The exercise:
Tally the lines holding "this" and state only that figure.

Items from a figure collection:
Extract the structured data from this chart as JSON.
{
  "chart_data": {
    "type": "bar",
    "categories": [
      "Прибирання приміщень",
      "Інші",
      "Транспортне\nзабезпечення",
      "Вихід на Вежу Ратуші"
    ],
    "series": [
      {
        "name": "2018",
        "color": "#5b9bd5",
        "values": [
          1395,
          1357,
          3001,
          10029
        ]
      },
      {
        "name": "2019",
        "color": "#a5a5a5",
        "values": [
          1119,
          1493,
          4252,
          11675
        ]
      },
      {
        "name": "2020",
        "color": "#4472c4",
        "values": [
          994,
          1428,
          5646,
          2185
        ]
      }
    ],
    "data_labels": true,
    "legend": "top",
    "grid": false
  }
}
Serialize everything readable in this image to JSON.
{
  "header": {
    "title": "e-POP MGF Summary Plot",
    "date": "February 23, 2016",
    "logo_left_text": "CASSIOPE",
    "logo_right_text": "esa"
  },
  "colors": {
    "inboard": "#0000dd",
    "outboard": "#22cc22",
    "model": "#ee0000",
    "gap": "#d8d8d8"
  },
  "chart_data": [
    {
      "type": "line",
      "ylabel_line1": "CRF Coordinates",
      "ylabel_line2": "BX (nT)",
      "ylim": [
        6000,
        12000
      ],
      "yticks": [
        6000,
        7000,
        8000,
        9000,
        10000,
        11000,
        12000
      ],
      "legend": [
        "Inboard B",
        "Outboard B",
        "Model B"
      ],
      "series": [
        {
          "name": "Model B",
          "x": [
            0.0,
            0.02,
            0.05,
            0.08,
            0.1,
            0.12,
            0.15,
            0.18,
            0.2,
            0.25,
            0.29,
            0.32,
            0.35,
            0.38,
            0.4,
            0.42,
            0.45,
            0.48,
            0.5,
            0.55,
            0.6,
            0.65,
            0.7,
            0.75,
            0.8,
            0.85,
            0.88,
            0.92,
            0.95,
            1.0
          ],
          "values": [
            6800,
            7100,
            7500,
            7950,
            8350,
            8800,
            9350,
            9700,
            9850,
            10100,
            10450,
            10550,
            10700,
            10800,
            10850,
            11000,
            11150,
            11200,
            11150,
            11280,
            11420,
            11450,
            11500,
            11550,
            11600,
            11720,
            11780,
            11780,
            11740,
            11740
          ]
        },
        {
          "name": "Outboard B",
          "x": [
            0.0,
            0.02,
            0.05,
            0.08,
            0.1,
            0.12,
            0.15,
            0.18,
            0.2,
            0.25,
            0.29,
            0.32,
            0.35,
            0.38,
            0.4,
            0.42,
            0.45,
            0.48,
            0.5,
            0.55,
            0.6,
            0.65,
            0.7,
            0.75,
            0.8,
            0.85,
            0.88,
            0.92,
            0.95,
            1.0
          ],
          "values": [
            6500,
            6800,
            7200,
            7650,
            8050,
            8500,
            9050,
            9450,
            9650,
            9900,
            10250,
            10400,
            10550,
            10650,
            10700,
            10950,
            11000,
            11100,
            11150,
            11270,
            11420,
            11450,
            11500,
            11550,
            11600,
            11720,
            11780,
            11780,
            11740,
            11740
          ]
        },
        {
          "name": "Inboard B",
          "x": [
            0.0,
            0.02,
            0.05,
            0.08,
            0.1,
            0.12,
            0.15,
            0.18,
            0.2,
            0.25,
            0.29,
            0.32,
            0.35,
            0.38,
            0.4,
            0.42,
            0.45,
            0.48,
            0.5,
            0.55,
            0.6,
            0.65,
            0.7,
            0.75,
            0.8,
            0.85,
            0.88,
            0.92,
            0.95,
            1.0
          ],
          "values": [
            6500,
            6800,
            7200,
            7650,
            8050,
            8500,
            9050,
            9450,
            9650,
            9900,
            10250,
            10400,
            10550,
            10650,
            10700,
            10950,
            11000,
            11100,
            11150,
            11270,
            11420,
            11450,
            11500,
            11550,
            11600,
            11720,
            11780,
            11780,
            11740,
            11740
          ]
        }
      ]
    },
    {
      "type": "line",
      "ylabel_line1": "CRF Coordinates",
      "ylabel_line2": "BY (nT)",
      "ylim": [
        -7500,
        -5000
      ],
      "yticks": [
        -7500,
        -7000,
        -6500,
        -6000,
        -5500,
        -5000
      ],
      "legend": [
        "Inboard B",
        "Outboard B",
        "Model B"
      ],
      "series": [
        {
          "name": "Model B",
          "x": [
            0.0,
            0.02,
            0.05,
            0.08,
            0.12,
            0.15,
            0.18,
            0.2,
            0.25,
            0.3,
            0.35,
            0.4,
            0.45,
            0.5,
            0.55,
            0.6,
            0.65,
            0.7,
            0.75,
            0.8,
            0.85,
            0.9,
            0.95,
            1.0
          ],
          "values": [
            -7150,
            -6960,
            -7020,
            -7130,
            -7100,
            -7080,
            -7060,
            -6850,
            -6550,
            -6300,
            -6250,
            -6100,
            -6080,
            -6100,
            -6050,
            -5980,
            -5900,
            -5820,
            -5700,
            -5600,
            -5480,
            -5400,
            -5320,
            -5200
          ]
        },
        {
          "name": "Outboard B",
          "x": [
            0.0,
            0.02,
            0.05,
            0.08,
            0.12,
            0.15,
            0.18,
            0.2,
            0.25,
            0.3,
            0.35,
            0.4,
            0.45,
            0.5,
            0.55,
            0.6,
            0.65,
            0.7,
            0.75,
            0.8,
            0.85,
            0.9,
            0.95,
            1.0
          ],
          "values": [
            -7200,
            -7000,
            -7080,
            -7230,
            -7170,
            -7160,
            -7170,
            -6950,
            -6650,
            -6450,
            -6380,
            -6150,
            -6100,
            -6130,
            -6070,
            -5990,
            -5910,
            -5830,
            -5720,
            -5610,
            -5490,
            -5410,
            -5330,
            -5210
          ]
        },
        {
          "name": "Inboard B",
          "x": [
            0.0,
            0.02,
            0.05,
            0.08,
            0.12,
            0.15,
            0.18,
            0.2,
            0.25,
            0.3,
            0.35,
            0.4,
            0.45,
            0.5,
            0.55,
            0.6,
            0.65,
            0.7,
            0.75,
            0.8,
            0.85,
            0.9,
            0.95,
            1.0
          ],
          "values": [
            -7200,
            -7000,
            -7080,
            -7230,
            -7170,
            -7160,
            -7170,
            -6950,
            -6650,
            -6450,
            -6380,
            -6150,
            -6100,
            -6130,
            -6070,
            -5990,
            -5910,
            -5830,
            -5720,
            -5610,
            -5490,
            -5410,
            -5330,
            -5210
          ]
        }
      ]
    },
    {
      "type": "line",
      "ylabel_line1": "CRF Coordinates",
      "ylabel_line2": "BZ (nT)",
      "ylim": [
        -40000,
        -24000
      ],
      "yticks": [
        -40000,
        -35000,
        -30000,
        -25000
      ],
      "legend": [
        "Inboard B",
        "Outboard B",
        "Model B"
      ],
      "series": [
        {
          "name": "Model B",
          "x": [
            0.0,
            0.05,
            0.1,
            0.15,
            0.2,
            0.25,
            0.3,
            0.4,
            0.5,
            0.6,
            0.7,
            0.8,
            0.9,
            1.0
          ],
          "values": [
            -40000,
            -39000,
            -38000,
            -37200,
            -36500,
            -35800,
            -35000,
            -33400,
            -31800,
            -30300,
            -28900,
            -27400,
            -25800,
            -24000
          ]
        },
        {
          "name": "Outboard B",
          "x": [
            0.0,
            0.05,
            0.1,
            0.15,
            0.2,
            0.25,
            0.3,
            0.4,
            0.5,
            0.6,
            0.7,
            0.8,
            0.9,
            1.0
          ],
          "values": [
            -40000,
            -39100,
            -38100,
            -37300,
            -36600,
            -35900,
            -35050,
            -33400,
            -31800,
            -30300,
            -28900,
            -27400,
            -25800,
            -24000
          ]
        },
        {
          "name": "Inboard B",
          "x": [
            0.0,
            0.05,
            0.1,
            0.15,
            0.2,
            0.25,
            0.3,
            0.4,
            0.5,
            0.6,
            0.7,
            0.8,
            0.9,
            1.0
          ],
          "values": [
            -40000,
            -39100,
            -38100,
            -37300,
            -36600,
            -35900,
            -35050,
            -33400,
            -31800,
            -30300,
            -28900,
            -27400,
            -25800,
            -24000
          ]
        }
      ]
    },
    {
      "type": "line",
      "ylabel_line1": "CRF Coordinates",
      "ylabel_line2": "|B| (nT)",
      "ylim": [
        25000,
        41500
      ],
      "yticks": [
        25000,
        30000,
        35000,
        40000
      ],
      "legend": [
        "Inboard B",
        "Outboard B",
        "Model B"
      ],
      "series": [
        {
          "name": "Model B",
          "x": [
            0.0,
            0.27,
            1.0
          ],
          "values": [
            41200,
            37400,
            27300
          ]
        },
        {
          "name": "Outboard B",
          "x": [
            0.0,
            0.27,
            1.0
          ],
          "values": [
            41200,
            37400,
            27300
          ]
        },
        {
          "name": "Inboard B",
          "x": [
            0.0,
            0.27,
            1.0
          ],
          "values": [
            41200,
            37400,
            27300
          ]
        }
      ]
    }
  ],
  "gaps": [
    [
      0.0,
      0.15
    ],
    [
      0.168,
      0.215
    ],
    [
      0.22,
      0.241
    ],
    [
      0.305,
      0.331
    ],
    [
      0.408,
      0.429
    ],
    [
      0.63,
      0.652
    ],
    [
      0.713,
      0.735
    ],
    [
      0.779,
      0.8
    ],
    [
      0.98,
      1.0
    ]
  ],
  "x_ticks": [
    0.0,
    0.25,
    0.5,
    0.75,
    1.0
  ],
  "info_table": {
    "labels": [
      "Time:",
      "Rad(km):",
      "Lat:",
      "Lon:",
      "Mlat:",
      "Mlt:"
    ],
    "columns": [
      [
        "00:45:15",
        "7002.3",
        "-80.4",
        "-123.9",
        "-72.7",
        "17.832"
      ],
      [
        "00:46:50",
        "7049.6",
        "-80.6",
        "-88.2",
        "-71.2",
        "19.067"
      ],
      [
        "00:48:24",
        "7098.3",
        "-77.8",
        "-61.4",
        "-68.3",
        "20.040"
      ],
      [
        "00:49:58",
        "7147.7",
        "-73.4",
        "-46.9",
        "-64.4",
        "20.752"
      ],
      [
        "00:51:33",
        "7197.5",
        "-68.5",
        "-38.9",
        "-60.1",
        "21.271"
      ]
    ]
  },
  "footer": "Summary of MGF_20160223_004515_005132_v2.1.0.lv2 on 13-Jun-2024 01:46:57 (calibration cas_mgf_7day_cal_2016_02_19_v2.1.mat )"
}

Complete response:
2